EXERCISE -
The records below are to be quoted in full; please keep every word exact.

SUPPLIED ENTRIES -
++++
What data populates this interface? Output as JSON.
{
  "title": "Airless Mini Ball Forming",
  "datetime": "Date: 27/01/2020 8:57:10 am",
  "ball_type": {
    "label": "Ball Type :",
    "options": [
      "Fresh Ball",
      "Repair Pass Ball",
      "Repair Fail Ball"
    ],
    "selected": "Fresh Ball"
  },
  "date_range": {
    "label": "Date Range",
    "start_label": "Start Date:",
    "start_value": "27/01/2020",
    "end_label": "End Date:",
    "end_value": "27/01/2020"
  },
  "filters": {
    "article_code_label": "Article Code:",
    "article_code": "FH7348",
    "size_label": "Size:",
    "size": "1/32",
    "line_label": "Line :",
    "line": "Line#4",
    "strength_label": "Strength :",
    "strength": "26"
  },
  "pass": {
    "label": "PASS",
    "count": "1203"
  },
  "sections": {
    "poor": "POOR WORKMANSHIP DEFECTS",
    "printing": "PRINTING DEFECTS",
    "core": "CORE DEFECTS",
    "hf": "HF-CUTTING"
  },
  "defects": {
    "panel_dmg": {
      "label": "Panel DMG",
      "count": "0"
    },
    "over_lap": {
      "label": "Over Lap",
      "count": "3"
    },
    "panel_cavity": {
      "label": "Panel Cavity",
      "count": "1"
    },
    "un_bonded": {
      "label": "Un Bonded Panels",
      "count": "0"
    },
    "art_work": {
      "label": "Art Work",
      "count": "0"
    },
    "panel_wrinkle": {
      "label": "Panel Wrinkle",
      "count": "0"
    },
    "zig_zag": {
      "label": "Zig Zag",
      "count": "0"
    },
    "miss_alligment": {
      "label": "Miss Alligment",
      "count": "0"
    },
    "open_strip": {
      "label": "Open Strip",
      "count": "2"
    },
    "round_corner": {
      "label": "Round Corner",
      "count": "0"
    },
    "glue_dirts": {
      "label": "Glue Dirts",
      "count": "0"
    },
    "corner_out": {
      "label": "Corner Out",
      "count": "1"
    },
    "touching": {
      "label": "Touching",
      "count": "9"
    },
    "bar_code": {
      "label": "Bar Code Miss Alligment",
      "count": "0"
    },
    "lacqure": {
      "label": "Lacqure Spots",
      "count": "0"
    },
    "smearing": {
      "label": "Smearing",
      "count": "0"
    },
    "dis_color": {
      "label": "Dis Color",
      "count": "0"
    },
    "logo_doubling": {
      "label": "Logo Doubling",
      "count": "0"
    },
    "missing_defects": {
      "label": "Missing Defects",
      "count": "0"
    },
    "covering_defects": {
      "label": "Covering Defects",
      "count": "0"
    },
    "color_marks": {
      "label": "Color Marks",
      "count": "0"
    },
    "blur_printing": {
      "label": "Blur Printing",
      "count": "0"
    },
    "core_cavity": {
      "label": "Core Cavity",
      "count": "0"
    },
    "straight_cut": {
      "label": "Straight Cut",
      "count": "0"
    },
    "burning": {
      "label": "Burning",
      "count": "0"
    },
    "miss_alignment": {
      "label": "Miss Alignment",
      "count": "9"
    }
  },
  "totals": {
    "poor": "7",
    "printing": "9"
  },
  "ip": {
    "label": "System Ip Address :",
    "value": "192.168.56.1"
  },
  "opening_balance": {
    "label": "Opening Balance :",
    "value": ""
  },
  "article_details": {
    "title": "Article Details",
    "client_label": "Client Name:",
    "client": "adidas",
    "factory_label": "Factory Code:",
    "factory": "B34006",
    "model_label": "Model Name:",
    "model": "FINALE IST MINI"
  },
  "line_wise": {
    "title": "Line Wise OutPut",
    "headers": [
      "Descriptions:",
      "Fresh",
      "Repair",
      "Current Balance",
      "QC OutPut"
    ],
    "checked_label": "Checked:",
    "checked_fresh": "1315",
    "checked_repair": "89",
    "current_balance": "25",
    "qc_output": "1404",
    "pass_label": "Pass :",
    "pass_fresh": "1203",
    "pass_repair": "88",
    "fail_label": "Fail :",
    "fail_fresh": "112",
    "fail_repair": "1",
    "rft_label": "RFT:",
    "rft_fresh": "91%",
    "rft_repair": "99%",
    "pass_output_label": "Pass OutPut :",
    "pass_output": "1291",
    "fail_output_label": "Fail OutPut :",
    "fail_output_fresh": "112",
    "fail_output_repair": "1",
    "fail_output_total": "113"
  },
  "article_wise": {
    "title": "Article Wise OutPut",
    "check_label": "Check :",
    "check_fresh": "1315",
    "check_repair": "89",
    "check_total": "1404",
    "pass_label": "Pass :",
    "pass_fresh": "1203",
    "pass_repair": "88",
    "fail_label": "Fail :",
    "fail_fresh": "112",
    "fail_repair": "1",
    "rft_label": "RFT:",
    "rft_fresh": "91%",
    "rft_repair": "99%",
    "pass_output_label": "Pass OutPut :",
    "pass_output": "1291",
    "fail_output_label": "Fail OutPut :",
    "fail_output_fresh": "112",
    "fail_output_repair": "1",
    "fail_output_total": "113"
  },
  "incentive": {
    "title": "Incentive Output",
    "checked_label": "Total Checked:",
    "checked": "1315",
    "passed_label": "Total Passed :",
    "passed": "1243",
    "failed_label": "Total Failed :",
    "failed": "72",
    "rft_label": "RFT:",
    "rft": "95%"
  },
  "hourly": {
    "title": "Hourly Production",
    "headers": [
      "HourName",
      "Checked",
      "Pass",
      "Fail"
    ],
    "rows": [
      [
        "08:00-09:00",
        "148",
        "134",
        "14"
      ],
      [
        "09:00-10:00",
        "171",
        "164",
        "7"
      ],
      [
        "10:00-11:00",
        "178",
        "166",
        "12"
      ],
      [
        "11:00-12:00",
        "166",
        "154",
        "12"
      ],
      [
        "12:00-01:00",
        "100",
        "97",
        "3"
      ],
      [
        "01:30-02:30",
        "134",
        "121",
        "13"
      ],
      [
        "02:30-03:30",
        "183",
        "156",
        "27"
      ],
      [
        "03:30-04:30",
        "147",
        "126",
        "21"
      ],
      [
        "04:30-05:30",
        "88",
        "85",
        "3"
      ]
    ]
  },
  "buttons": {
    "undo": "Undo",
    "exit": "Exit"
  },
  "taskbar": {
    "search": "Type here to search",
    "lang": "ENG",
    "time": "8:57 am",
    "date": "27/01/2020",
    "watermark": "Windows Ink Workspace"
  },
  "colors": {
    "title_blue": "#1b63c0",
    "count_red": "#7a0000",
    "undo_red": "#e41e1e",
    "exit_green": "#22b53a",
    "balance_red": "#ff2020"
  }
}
++++
COMPLETE ANSWER -
What data populates this interface? Output as JSON.
{
  "title": "Airless Mini Ball Forming",
  "datetime": "Date: 27/01/2020 8:57:10 am",
  "ball_type": {
    "label": "Ball Type :",
    "options": [
      "Fresh Ball",
      "Repair Pass Ball",
      "Repair Fail Ball"
    ],
    "selected": "Fresh Ball"
  },
  "date_range": {
    "label": "Date Range",
    "start_label": "Start Date:",
    "start_value": "27/01/2020",
    "end_label": "End Date:",
    "end_value": "27/01/2020"
  },
  "filters": {
    "article_code_label": "Article Code:",
    "article_code": "FH7348",
    "size_label": "Size:",
    "size": "1/32",
    "line_label": "Line :",
    "line": "Line#4",
    "strength_label": "Strength :",
    "strength": "26"
  },
  "pass": {
    "label": "PASS",
    "count": "1203"
  },
  "sections": {
    "poor": "POOR WORKMANSHIP DEFECTS",
    "printing": "PRINTING DEFECTS",
    "core": "CORE DEFECTS",
    "hf": "HF-CUTTING"
  },
  "defects": {
    "panel_dmg": {
      "label": "Panel DMG",
      "count": "0"
    },
    "over_lap": {
      "label": "Over Lap",
      "count": "3"
    },
    "panel_cavity": {
      "label": "Panel Cavity",
      "count": "1"
    },
    "un_bonded": {
      "label": "Un Bonded Panels",
      "count": "0"
    },
    "art_work": {
      "label": "Art Work",
      "count": "0"
    },
    "panel_wrinkle": {
      "label": "Panel Wrinkle",
      "count": "0"
    },
    "zig_zag": {
      "label": "Zig Zag",
      "count": "0"
    },
    "miss_alligment": {
      "label": "Miss Alligment",
      "count": "0"
    },
    "open_strip": {
      "label": "Open Strip",
      "count": "2"
    },
    "round_corner": {
      "label": "Round Corner",
      "count": "0"
    },
    "glue_dirts": {
      "label": "Glue Dirts",
      "count": "0"
    },
    "corner_out": {
      "label": "Corner Out",
      "count": "1"
    },
    "touching": {
      "label": "Touching",
      "count": "9"
    },
    "bar_code": {
      "label": "Bar Code Miss Alligment",
      "count": "0"
    },
    "lacqure": {
      "label": "Lacqure Spots",
      "count": "0"
    },
    "smearing": {
      "label": "Smearing",
      "count": "0"
    },
    "dis_color": {
      "label": "Dis Color",
      "count": "0"
    },
    "logo_doubling": {
      "label": "Logo Doubling",
      "count": "0"
    },
    "missing_defects": {
      "label": "Missing Defects",
      "count": "0"
    },
    "covering_defects": {
      "label": "Covering Defects",
      "count": "0"
    },
    "color_marks": {
      "label": "Color Marks",
      "count": "0"
    },
    "blur_printing": {
      "label": "Blur Printing",
      "count": "0"
    },
    "core_cavity": {
      "label": "Core Cavity",
      "count": "0"
    },
    "straight_cut": {
      "label": "Straight Cut",
      "count": "0"
    },
    "burning": {
      "label": "Burning",
      "count": "0"
    },
    "miss_alignment": {
      "label": "Miss Alignment",
      "count": "9"
    }
  },
  "totals": {
    "poor": "7",
    "printing": "9"
  },
  "ip": {
    "label": "System Ip Address :",
    "value": "192.168.56.1"
  },
  "opening_balance": {
    "label": "Opening Balance :",
    "value": ""
  },
  "article_details": {
    "title": "Article Details",
    "client_label": "Client Name:",
    "client": "adidas",
    "factory_label": "Factory Code:",
    "factory": "B34006",
    "model_label": "Model Name:",
    "model": "FINALE IST MINI"
  },
  "line_wise": {
    "title": "Line Wise OutPut",
    "headers": [
      "Descriptions:",
      "Fresh",
      "Repair",
      "Current Balance",
      "QC OutPut"
    ],
    "checked_label": "Checked:",
    "checked_fresh": "1315",
    "checked_repair": "89",
    "current_balance": "25",
    "qc_output": "1404",
    "pass_label": "Pass :",
    "pass_fresh": "1203",
    "pass_repair": "88",
    "fail_label": "Fail :",
    "fail_fresh": "112",
    "fail_repair": "1",
    "rft_label": "RFT:",
    "rft_fresh": "91%",
    "rft_repair": "99%",
    "pass_output_label": "Pass OutPut :",
    "pass_output": "1291",
    "fail_output_label": "Fail OutPut :",
    "fail_output_fresh": "112",
    "fail_output_repair": "1",
    "fail_output_total": "113"
  },
  "article_wise": {
    "title": "Article Wise OutPut",
    "check_label": "Check :",
    "check_fresh": "1315",
    "check_repair": "89",
    "check_total": "1404",
    "pass_label": "Pass :",
    "pass_fresh": "1203",
    "pass_repair": "88",
    "fail_label": "Fail :",
    "fail_fresh": "112",
    "fail_repair": "1",
    "rft_label": "RFT:",
    "rft_fresh": "91%",
    "rft_repair": "99%",
    "pass_output_label": "Pass OutPut :",
    "pass_output": "1291",
    "fail_output_label": "Fail OutPut :",
    "fail_output_fresh": "112",
    "fail_output_repair": "1",
    "fail_output_total": "113"
  },
  "incentive": {
    "title": "Incentive Output",
    "checked_label": "Total Checked:",
    "checked": "1315",
    "passed_label": "Total Passed :",
    "passed": "1243",
    "failed_label": "Total Failed :",
    "failed": "72",
    "rft_label": "RFT:",
    "rft": "95%"
  },
  "hourly": {
    "title": "Hourly Production",
    "headers": [
      "HourName",
      "Checked",
      "Pass",
      "Fail"
    ],
    "rows": [
      [
        "08:00-09:00",
        "148",
        "134",
        "14"
      ],
      [
        "09:00-10:00",
        "171",
        "164",
        "7"
      ],
      [
        "10:00-11:00",
        "178",
        "166",
        "12"
      ],
      [
        "11:00-12:00",
        "166",
        "154",
        "12"
      ],
      [
        "12:00-01:00",
        "100",
        "97",
        "3"
      ],
      [
        "01:30-02:30",
        "134",
        "121",
        "13"
      ],
      [
        "02:30-03:30",
        "183",
        "156",
        "27"
      ],
      [
        "03:30-04:30",
        "147",
        "126",
        "21"
      ],
      [
        "04:30-05:30",
        "88",
        "85",
        "3"
      ]
    ]
  },
  "buttons": {
    "undo": "Undo",
    "exit": "Exit"
  },
  "taskbar": {
    "search": "Type here to search",
    "lang": "ENG",
    "time": "8:57 am",
    "date": "27/01/2020",
    "watermark": "Windows Ink Workspace"
  },
  "colors": {
    "title_blue": "#1b63c0",
    "count_red": "#7a0000",
    "undo_red": "#e41e1e",
    "exit_green": "#22b53a",
    "balance_red": "#ff2020"
  }
}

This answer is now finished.